■ Task prompt ■
Copy every entry word for word, but skip the pictures.

====== Input rows ======

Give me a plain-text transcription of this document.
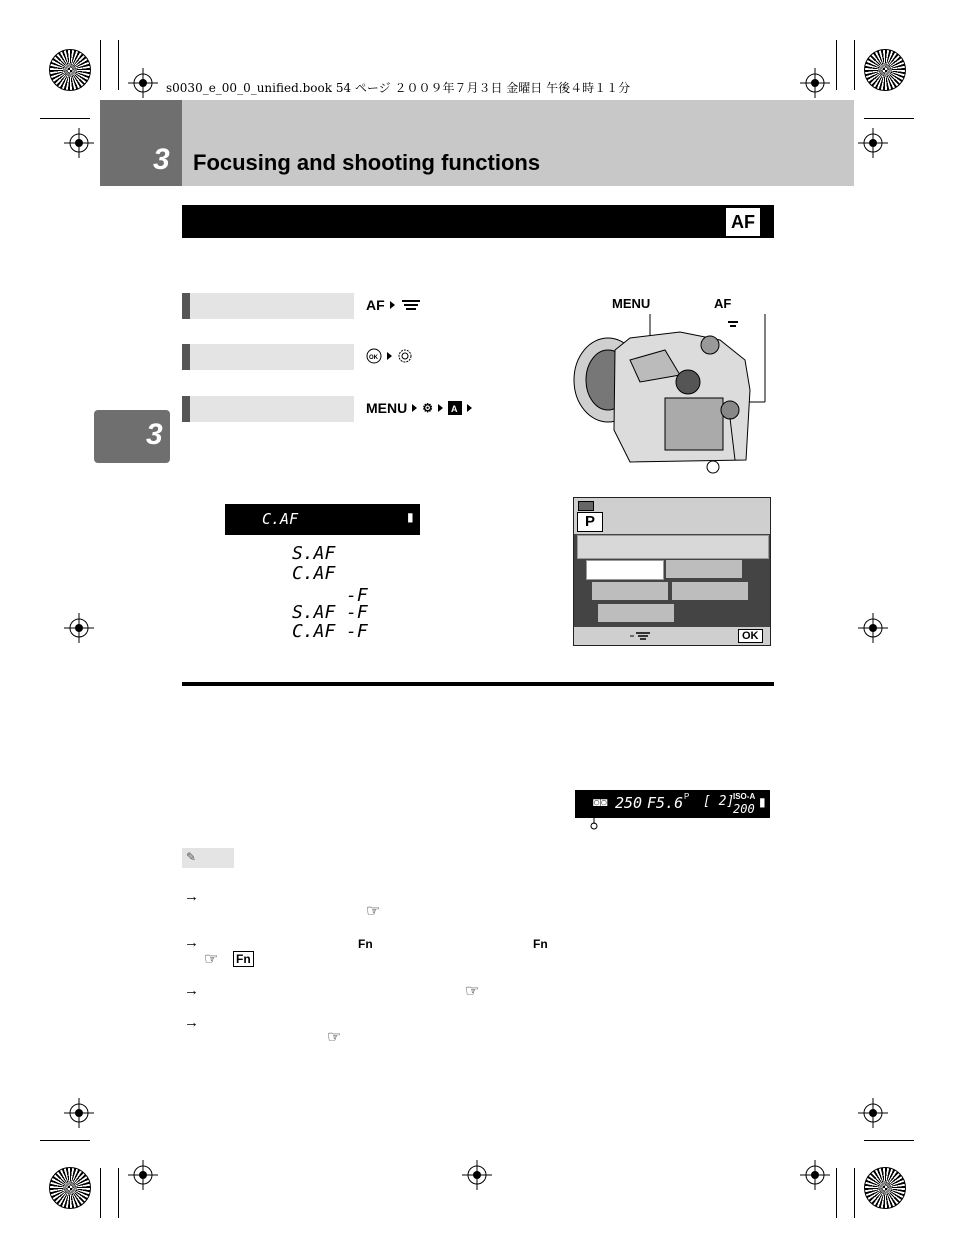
s0030_e_00_0_unified.book 54 ページ ２００９年７月３日 金曜日 午後４時１１分
3 Focusing and shooting functions
AF
3
AF
OK
MENU ⚙ A
MENU	AF
C.AF	▮
S.AF
C.AF
-F
S.AF -F
C.AF -F
P
OK
◙◙ 250 F5.6 P [ 2]
ISO-A
200 ▮
✎
→
☞
→	Fn	Fn
☞ Fn
→	☞
→
☞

======

■ Answer for this exercise ■
Give me a plain-text transcription of this document.
s0030_e_00_0_unified.book 54 ページ ２００９年７月３日 金曜日 午後４時１１分
3 Focusing and shooting functions
AF
3
AF
OK
MENU ⚙ A
MENU	AF
C.AF	▮
S.AF
C.AF
-F
S.AF -F
C.AF -F
P
OK
◙◙ 250 F5.6 P [ 2]
ISO-A
200 ▮
✎
→
☞
→	Fn	Fn
☞ Fn
→	☞
→
☞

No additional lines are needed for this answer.